What is asked ->
Without the pictures, print each of the records below exactly as it appears.

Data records
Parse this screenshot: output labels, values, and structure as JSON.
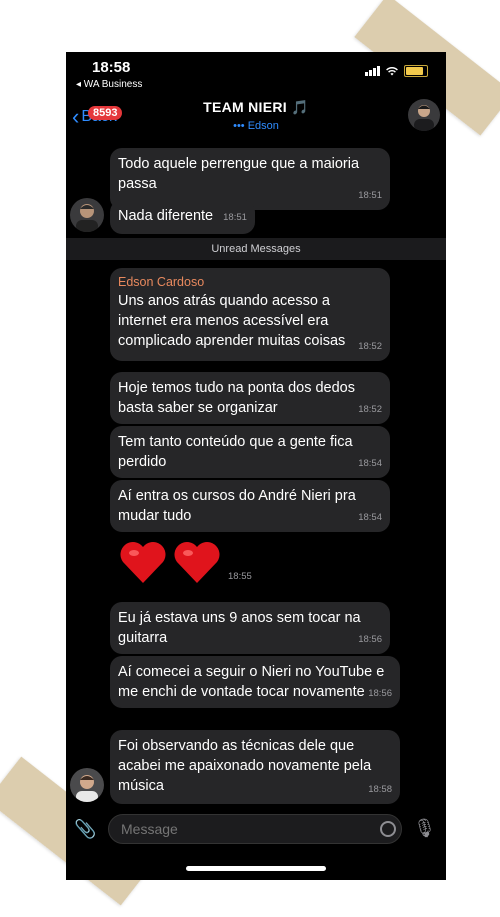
{
  "status": {
    "time": "18:58",
    "carrier": "◂ WA Business"
  },
  "header": {
    "back_label": "Back",
    "badge_count": "8593",
    "title": "TEAM NIERI 🎵",
    "subtitle": "••• Edson"
  },
  "messages": [
    {
      "text": "Todo aquele perrengue que a maioria passa",
      "time": "18:51"
    },
    {
      "text": "Nada diferente",
      "time": "18:51"
    },
    {
      "sender": "Edson Cardoso",
      "text": "Uns anos atrás quando acesso a internet era menos acessível era complicado aprender muitas coisas",
      "time": "18:52"
    },
    {
      "text": "Hoje temos tudo na ponta dos dedos basta saber se organizar",
      "time": "18:52"
    },
    {
      "text": "Tem tanto conteúdo que a gente fica perdido",
      "time": "18:54"
    },
    {
      "text": "Aí entra os cursos do André Nieri pra mudar tudo",
      "time": "18:54"
    },
    {
      "text": "❤️❤️",
      "time": "18:55"
    },
    {
      "text": "Eu já estava uns 9 anos sem tocar na guitarra",
      "time": "18:56"
    },
    {
      "text": "Aí comecei a seguir o Nieri no YouTube e me enchi de vontade tocar novamente",
      "time": "18:56"
    },
    {
      "text": "Foi observando as técnicas dele que acabei me apaixonado novamente pela música",
      "time": "18:58"
    }
  ],
  "divider_label": "Unread Messages",
  "input": {
    "placeholder": "Message"
  },
  "colors": {
    "accent": "#2f8cff",
    "sender": "#e8895e",
    "badge": "#e5373a",
    "bubble": "#262628"
  }
}
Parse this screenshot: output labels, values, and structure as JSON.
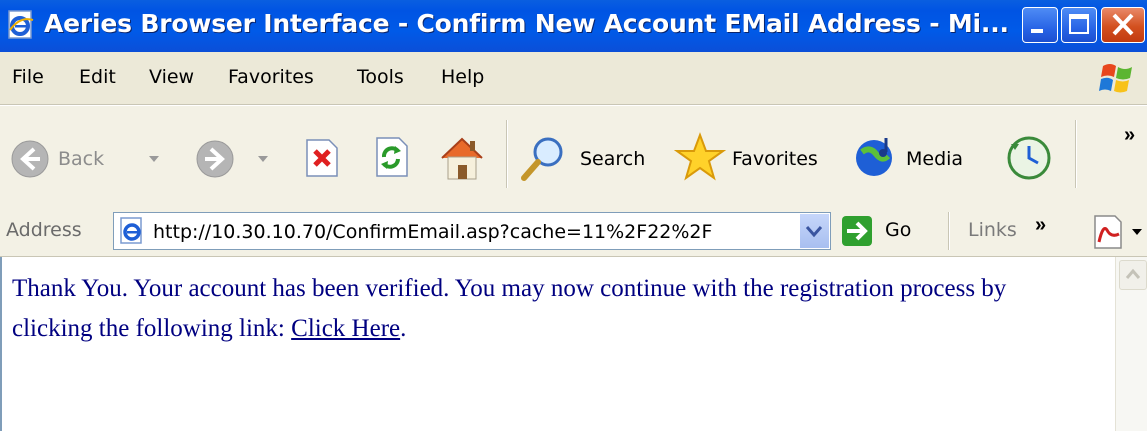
{
  "window": {
    "title": "Aeries Browser Interface - Confirm New Account EMail Address - Mi...",
    "controls": {
      "minimize": "minimize-icon",
      "maximize": "maximize-icon",
      "close": "close-icon"
    }
  },
  "menubar": {
    "items": [
      "File",
      "Edit",
      "View",
      "Favorites",
      "Tools",
      "Help"
    ]
  },
  "toolbar": {
    "back_label": "Back",
    "search_label": "Search",
    "favorites_label": "Favorites",
    "media_label": "Media",
    "icons": [
      "back-icon",
      "forward-icon",
      "stop-icon",
      "refresh-icon",
      "home-icon",
      "search-icon",
      "favorites-icon",
      "media-icon",
      "history-icon"
    ]
  },
  "addressbar": {
    "label": "Address",
    "url": "http://10.30.10.70/ConfirmEmail.asp?cache=11%2F22%2F",
    "go_label": "Go",
    "links_label": "Links"
  },
  "content": {
    "message": "Thank You.  Your account has been verified.  You may now continue with the registration process by clicking the following link: ",
    "link_text": "Click Here",
    "trailing": ".",
    "colors": {
      "text": "#000080",
      "background": "#ffffff"
    }
  },
  "colors": {
    "titlebar": "#0054e3",
    "chrome": "#ece9d8",
    "close_button": "#d3501f"
  }
}
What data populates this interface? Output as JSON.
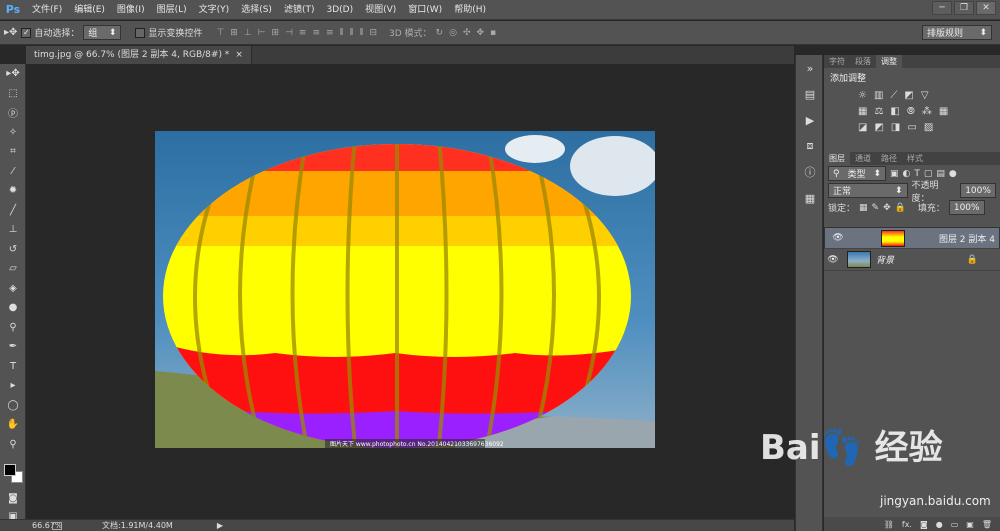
{
  "menubar": {
    "logo": "Ps",
    "items": [
      "文件(F)",
      "编辑(E)",
      "图像(I)",
      "图层(L)",
      "文字(Y)",
      "选择(S)",
      "滤镜(T)",
      "3D(D)",
      "视图(V)",
      "窗口(W)",
      "帮助(H)"
    ],
    "window_controls": [
      "─",
      "❐",
      "✕"
    ]
  },
  "options": {
    "auto_select_label": "自动选择：",
    "auto_select_value": "组",
    "show_transform_label": "显示变换控件",
    "mode_label": "3D 模式：",
    "workspace": "排版规则"
  },
  "document": {
    "tab_title": "timg.jpg @ 66.7% (图层 2 副本 4, RGB/8#) *",
    "close": "×",
    "watermark": "图片天下 www.photophoto.cn  No.20140421033697636092"
  },
  "status": {
    "zoom": "66.67%",
    "doc_info": "文档:1.91M/4.40M"
  },
  "panels": {
    "top_tabs": [
      "字符",
      "段落",
      "调整"
    ],
    "adjust_title": "添加调整",
    "layer_tabs": [
      "图层",
      "通道",
      "路径",
      "样式"
    ],
    "filter_kind": "类型",
    "blend_mode": "正常",
    "opacity_label": "不透明度：",
    "opacity_value": "100%",
    "lock_label": "锁定：",
    "fill_label": "填充：",
    "fill_value": "100%",
    "layers": [
      {
        "name": "图层 2 副本 4"
      },
      {
        "name": "背景"
      }
    ],
    "bottom_icons": [
      "fx.",
      "◙",
      "●",
      "▭",
      "▣",
      "🗑"
    ]
  },
  "watermark": {
    "brand": "Bai👣 经验",
    "url": "jingyan.baidu.com"
  }
}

Written response ->
Parse this screenshot: output labels, values, and structure as JSON.
{
  "status": {
    "time": "18:58",
    "carrier": "◂ WA Business"
  },
  "header": {
    "back_label": "Back",
    "badge_count": "8593",
    "title": "TEAM NIERI 🎵",
    "subtitle": "••• Edson"
  },
  "messages": [
    {
      "text": "Todo aquele perrengue que a maioria passa",
      "time": "18:51"
    },
    {
      "text": "Nada diferente",
      "time": "18:51"
    },
    {
      "sender": "Edson Cardoso",
      "text": "Uns anos atrás quando acesso a internet era menos acessível era complicado aprender muitas coisas",
      "time": "18:52"
    },
    {
      "text": "Hoje temos tudo na ponta dos dedos basta saber se organizar",
      "time": "18:52"
    },
    {
      "text": "Tem tanto conteúdo que a gente fica perdido",
      "time": "18:54"
    },
    {
      "text": "Aí entra os cursos do André Nieri pra mudar tudo",
      "time": "18:54"
    },
    {
      "text": "❤️❤️",
      "time": "18:55"
    },
    {
      "text": "Eu já estava uns 9 anos sem tocar na guitarra",
      "time": "18:56"
    },
    {
      "text": "Aí comecei a seguir o Nieri no YouTube e me enchi de vontade tocar novamente",
      "time": "18:56"
    },
    {
      "text": "Foi observando as técnicas dele que acabei me apaixonado novamente pela música",
      "time": "18:58"
    }
  ],
  "divider_label": "Unread Messages",
  "input": {
    "placeholder": "Message"
  },
  "colors": {
    "accent": "#2f8cff",
    "sender": "#e8895e",
    "badge": "#e5373a",
    "bubble": "#262628"
  }
}
Parse this screenshot: output labels, values, and structure as JSON.
{
  "window": {
    "title": "Aeries Browser Interface - Confirm New Account EMail Address - Mi...",
    "controls": {
      "minimize": "minimize-icon",
      "maximize": "maximize-icon",
      "close": "close-icon"
    }
  },
  "menubar": {
    "items": [
      "File",
      "Edit",
      "View",
      "Favorites",
      "Tools",
      "Help"
    ]
  },
  "toolbar": {
    "back_label": "Back",
    "search_label": "Search",
    "favorites_label": "Favorites",
    "media_label": "Media",
    "icons": [
      "back-icon",
      "forward-icon",
      "stop-icon",
      "refresh-icon",
      "home-icon",
      "search-icon",
      "favorites-icon",
      "media-icon",
      "history-icon"
    ]
  },
  "addressbar": {
    "label": "Address",
    "url": "http://10.30.10.70/ConfirmEmail.asp?cache=11%2F22%2F",
    "go_label": "Go",
    "links_label": "Links"
  },
  "content": {
    "message": "Thank You.  Your account has been verified.  You may now continue with the registration process by clicking the following link: ",
    "link_text": "Click Here",
    "trailing": ".",
    "colors": {
      "text": "#000080",
      "background": "#ffffff"
    }
  },
  "colors": {
    "titlebar": "#0054e3",
    "chrome": "#ece9d8",
    "close_button": "#d3501f"
  }
}
What data populates this interface? Output as JSON.
{
  "menubar": {
    "logo": "Ps",
    "items": [
      "文件(F)",
      "编辑(E)",
      "图像(I)",
      "图层(L)",
      "文字(Y)",
      "选择(S)",
      "滤镜(T)",
      "3D(D)",
      "视图(V)",
      "窗口(W)",
      "帮助(H)"
    ],
    "window_controls": [
      "─",
      "❐",
      "✕"
    ]
  },
  "options": {
    "auto_select_label": "自动选择：",
    "auto_select_value": "组",
    "show_transform_label": "显示变换控件",
    "mode_label": "3D 模式：",
    "workspace": "排版规则"
  },
  "document": {
    "tab_title": "timg.jpg @ 66.7% (图层 2 副本 4, RGB/8#) *",
    "close": "×",
    "watermark": "图片天下 www.photophoto.cn  No.20140421033697636092"
  },
  "status": {
    "zoom": "66.67%",
    "doc_info": "文档:1.91M/4.40M"
  },
  "panels": {
    "top_tabs": [
      "字符",
      "段落",
      "调整"
    ],
    "adjust_title": "添加调整",
    "layer_tabs": [
      "图层",
      "通道",
      "路径",
      "样式"
    ],
    "filter_kind": "类型",
    "blend_mode": "正常",
    "opacity_label": "不透明度：",
    "opacity_value": "100%",
    "lock_label": "锁定：",
    "fill_label": "填充：",
    "fill_value": "100%",
    "layers": [
      {
        "name": "图层 2 副本 4"
      },
      {
        "name": "背景"
      }
    ],
    "bottom_icons": [
      "fx.",
      "◙",
      "●",
      "▭",
      "▣",
      "🗑"
    ]
  },
  "watermark": {
    "brand": "Bai👣 经验",
    "url": "jingyan.baidu.com"
  }
}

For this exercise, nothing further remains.